-- START OF Input material --

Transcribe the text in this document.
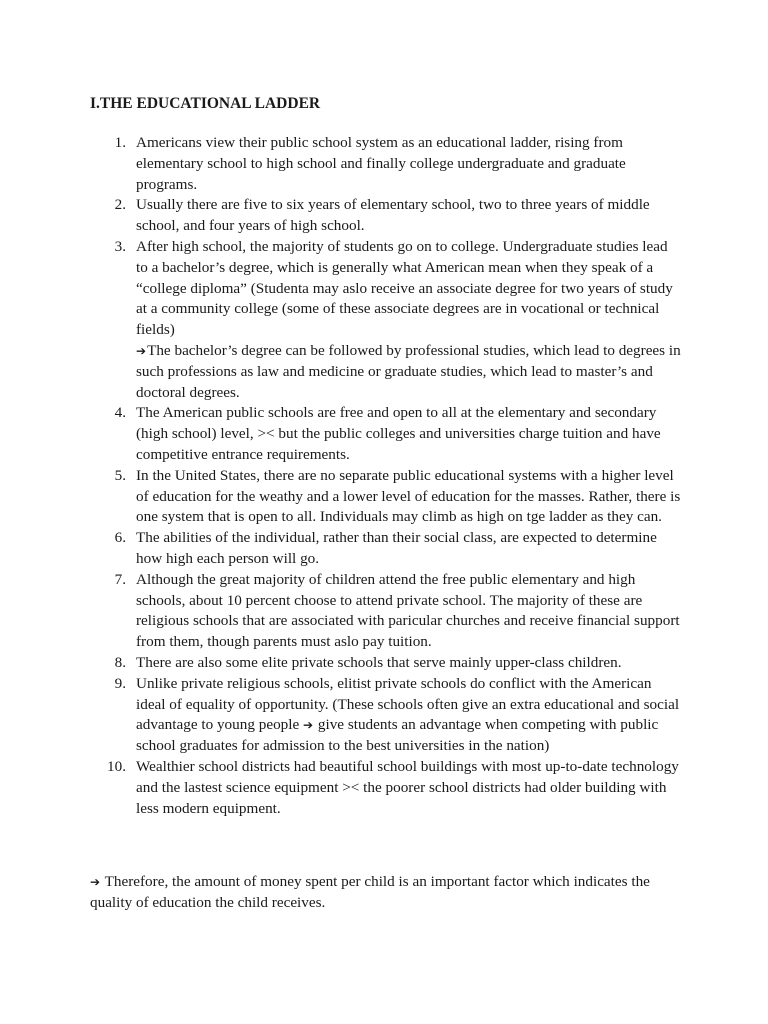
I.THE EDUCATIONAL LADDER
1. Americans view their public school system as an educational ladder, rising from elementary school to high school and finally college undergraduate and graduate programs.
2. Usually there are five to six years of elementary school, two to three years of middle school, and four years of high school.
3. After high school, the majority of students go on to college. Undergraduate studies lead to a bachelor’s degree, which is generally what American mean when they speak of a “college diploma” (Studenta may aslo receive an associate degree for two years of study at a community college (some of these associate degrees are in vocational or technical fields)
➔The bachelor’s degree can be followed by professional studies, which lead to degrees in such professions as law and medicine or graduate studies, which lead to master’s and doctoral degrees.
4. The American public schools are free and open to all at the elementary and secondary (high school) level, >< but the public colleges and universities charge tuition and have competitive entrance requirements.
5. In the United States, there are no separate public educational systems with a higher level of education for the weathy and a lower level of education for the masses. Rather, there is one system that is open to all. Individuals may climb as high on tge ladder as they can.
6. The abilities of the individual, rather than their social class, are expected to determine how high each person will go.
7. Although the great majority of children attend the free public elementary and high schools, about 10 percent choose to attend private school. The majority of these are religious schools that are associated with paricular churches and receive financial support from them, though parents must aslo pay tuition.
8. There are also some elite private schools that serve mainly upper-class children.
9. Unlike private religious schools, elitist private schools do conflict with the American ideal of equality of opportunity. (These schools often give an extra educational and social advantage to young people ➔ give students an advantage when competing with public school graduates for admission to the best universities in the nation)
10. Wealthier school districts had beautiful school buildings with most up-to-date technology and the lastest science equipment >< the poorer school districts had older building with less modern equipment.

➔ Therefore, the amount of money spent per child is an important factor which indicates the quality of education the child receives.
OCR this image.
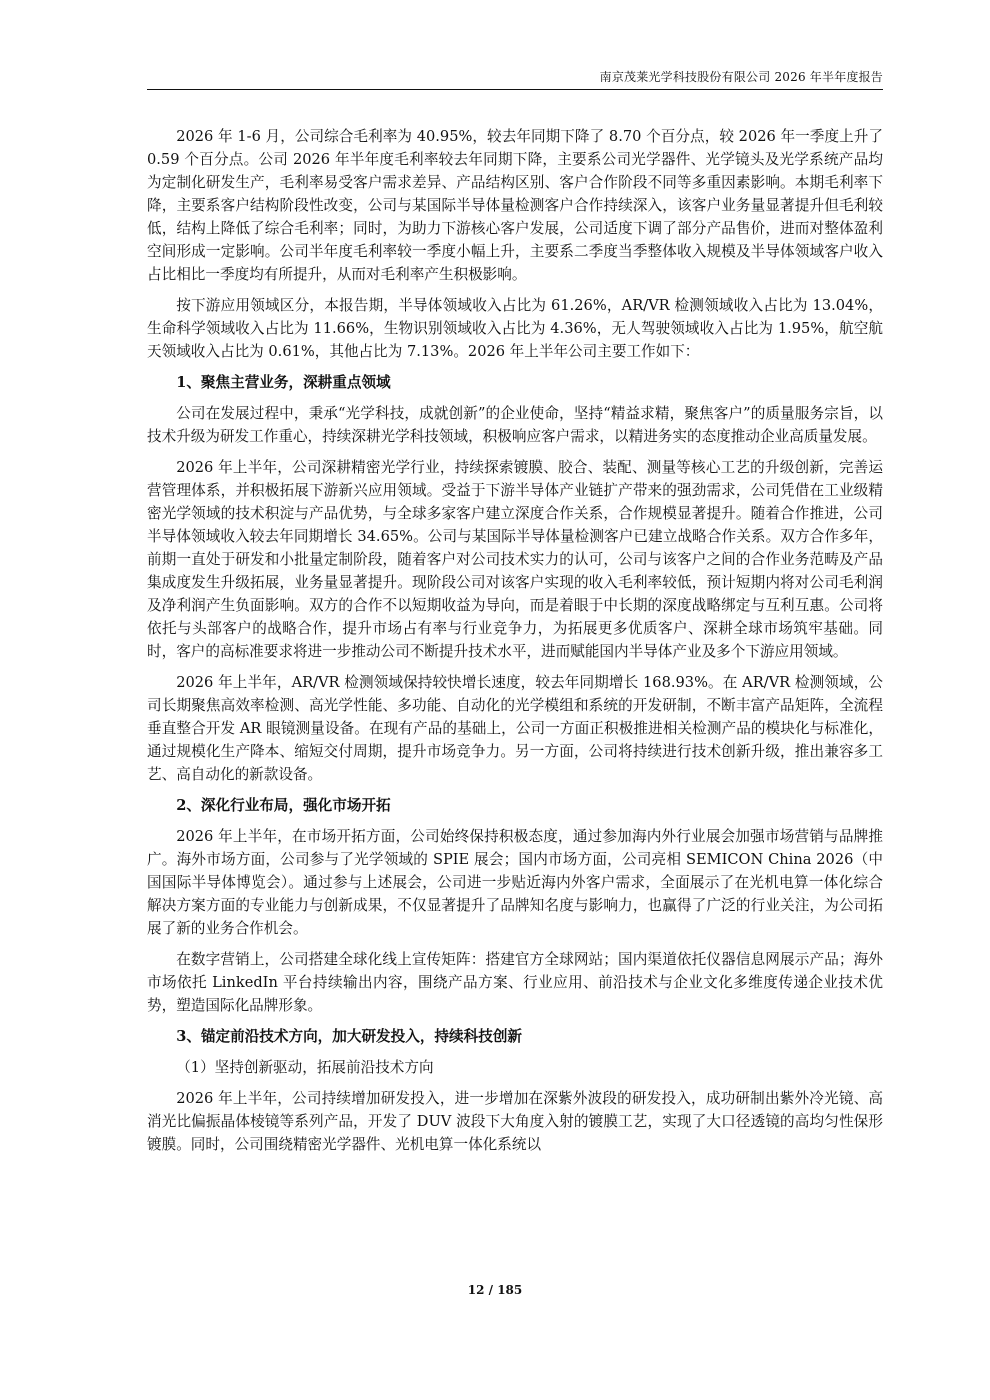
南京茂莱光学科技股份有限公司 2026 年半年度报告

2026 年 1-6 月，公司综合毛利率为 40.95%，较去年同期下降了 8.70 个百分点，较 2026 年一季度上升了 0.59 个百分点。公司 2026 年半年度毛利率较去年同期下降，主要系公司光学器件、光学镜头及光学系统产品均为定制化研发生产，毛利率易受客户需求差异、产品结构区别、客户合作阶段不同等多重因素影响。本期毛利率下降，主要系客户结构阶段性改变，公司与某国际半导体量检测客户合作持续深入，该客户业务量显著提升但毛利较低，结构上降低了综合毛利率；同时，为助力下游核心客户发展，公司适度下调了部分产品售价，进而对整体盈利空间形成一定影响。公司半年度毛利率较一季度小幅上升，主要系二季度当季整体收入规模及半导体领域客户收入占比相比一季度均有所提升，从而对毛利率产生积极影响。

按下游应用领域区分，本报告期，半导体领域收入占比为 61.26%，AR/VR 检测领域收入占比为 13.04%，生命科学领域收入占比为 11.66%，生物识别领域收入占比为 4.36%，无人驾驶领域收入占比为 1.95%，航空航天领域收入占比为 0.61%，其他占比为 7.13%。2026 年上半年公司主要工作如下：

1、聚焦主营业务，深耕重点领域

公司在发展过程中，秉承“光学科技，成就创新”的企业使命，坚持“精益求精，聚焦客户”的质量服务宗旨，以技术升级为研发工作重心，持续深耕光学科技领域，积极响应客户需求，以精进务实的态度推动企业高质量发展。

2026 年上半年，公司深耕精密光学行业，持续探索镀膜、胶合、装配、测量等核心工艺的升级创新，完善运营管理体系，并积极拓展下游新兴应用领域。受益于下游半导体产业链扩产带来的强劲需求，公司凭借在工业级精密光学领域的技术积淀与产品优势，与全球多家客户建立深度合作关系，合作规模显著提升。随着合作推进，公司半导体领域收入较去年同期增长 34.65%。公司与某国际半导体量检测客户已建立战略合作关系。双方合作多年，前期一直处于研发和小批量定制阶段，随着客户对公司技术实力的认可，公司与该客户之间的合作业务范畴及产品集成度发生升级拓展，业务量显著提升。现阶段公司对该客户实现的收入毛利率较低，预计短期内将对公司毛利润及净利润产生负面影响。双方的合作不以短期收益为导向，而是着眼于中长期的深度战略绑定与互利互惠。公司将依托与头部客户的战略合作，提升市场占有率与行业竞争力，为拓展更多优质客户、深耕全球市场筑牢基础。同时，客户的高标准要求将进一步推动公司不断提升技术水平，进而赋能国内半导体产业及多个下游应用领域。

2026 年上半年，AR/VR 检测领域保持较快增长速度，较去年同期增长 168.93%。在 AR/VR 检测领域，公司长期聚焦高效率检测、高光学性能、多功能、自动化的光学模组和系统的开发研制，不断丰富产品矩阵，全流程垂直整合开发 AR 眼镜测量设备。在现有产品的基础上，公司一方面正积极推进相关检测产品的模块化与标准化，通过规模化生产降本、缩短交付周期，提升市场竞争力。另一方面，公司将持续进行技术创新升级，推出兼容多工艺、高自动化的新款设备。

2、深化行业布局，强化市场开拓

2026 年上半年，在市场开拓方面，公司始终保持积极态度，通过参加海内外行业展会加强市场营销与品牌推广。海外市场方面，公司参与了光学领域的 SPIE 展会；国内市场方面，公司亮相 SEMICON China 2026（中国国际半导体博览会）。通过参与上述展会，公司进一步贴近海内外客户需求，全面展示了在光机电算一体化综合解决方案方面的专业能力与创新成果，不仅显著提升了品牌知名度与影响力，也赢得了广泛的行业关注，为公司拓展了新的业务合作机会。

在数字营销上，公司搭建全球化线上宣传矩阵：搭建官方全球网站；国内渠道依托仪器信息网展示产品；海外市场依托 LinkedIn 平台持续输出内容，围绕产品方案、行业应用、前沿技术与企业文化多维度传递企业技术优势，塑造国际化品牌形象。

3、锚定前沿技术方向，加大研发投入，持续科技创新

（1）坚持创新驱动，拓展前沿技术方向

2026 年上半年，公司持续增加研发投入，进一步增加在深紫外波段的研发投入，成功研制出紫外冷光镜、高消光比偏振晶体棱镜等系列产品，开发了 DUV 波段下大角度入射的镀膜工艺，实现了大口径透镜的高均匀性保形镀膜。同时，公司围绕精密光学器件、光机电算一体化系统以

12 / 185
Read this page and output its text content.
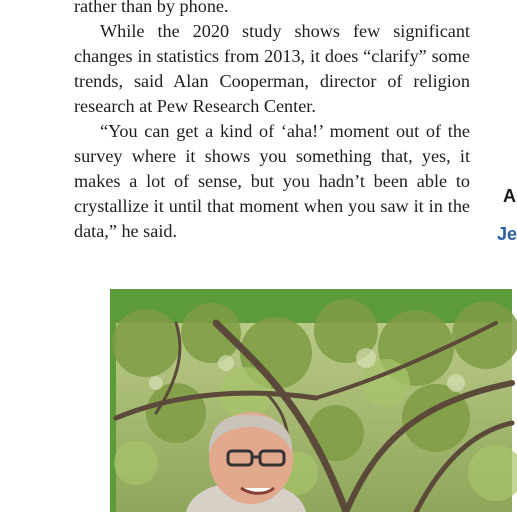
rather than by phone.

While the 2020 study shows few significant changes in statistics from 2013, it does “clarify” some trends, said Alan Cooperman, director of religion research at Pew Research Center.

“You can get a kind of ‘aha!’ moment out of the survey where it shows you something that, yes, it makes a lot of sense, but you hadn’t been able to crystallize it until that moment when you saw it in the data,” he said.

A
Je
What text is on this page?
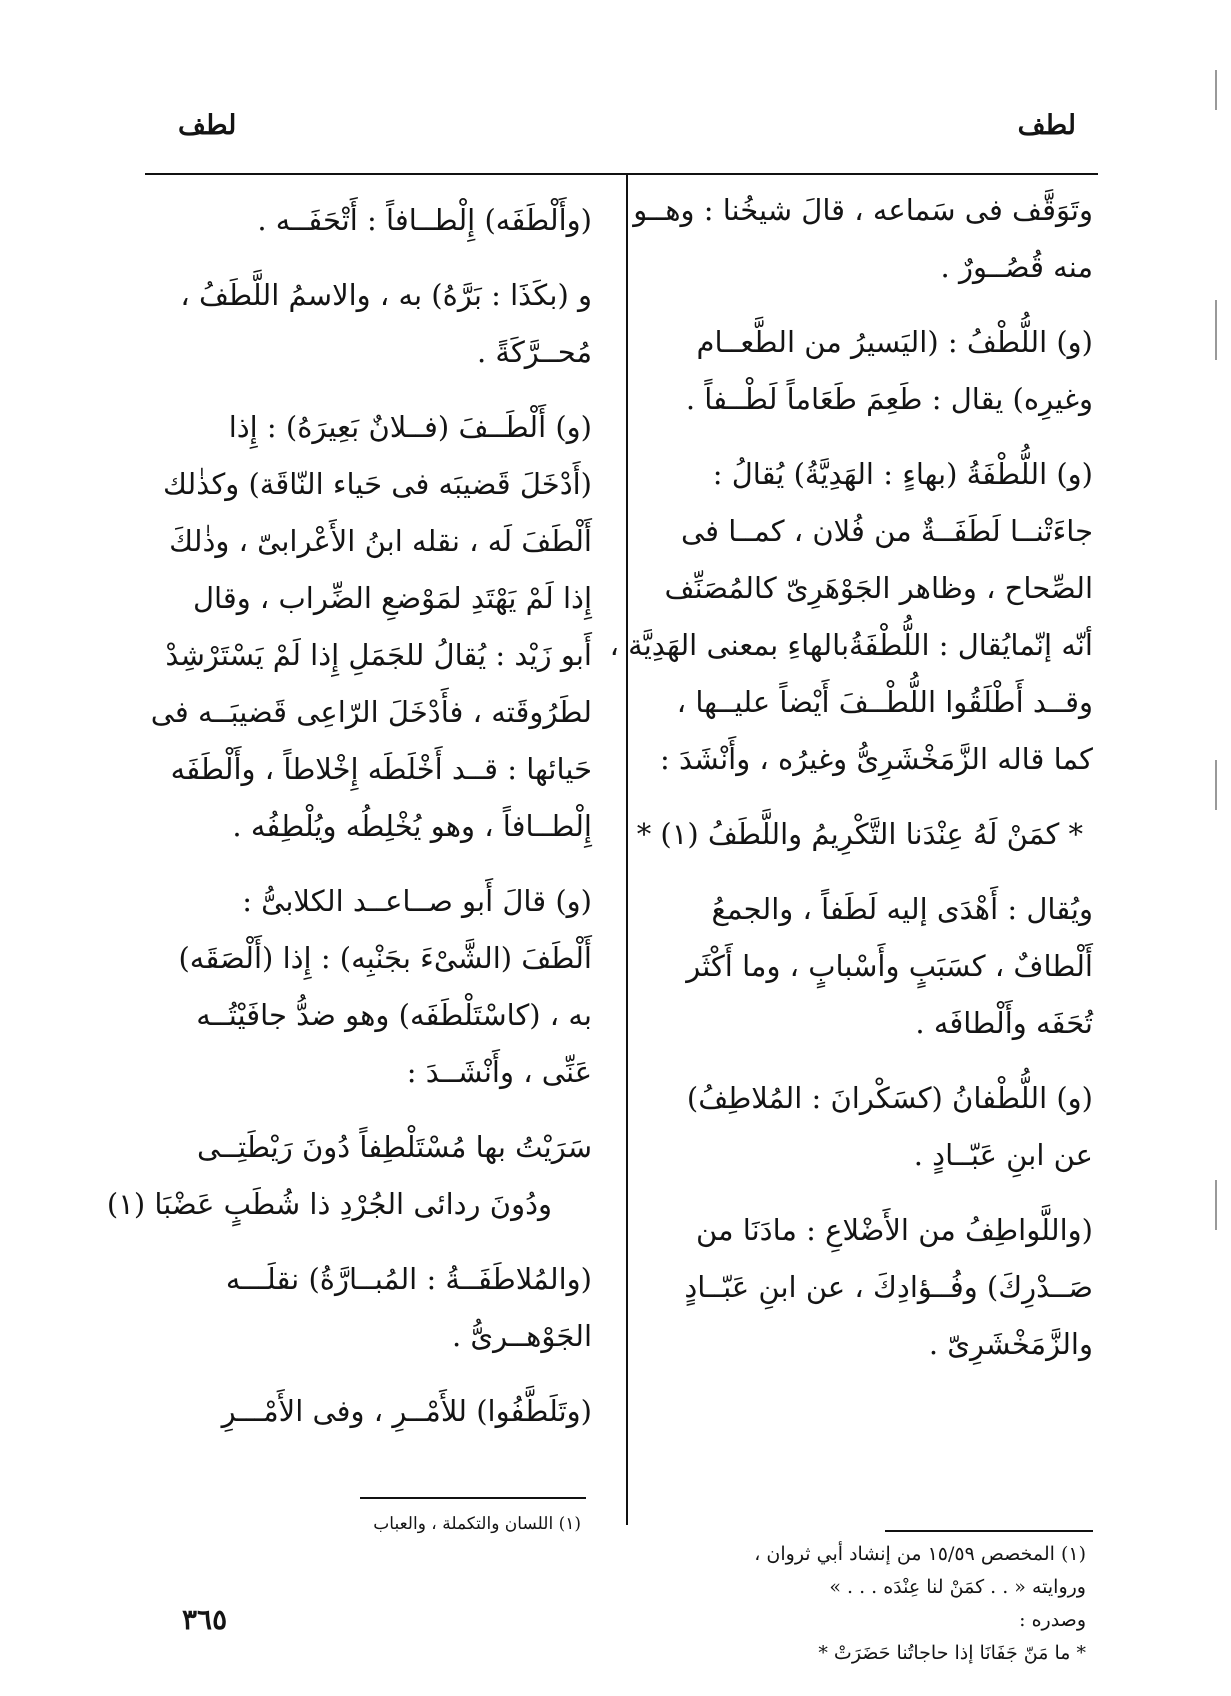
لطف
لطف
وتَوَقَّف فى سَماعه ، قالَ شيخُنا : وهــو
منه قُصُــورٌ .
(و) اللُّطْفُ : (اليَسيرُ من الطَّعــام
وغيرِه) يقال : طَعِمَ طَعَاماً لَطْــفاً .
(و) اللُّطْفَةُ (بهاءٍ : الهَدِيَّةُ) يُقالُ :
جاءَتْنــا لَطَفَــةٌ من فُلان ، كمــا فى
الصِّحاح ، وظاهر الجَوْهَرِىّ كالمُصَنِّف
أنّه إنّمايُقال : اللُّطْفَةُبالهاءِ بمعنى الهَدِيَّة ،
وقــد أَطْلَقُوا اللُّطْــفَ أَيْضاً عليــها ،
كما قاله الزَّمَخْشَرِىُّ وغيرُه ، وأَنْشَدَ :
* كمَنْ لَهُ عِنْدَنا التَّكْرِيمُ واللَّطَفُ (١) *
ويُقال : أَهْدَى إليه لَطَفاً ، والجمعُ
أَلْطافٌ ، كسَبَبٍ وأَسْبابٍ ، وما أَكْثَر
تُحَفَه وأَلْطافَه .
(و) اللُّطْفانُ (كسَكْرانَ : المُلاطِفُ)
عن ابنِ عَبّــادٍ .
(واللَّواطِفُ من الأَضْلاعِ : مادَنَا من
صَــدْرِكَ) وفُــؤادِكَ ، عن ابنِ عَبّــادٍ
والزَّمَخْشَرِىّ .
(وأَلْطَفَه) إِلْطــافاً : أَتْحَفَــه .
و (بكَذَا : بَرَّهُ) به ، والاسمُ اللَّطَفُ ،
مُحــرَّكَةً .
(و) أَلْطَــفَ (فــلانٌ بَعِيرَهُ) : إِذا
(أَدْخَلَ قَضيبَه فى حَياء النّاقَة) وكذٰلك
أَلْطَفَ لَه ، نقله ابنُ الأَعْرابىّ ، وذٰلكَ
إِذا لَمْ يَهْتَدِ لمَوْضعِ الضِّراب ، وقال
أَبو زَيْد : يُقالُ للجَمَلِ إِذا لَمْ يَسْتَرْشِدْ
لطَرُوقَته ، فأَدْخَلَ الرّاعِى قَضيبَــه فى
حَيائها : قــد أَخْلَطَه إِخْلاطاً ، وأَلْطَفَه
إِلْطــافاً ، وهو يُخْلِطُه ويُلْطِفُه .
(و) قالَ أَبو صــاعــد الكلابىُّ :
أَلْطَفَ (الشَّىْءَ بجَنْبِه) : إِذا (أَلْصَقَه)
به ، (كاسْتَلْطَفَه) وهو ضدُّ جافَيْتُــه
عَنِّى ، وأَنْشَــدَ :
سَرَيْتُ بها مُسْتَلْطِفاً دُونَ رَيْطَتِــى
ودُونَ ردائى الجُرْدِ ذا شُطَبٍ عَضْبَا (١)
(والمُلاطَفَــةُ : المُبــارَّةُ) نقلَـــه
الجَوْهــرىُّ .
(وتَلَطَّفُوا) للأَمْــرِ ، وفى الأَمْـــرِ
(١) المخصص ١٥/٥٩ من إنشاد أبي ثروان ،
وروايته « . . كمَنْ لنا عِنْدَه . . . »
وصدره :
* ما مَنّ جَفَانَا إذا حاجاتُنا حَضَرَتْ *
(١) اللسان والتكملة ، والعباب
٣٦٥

-- END OF Input material --

= What to do =
Reproduce every line of the listing above in which the string "that" appears.

= Problem solution =
5. In the United States, there are no separate public educational systems with a higher level of education for the weathy and a lower level of education for the masses. Rather, there is one system that is open to all. Individuals may climb as high on tge ladder as they can.
7. Although the great majority of children attend the free public elementary and high schools, about 10 percent choose to attend private school. The majority of these are religious schools that are associated with paricular churches and receive financial support from them, though parents must aslo pay tuition.
8. There are also some elite private schools that serve mainly upper-class children.
“You can get a kind of ‘aha!’ moment out of the survey where it shows you something that, yes, it makes a lot of sense, but you hadn’t been able to crystallize it until that moment when you saw it in the data,” he said.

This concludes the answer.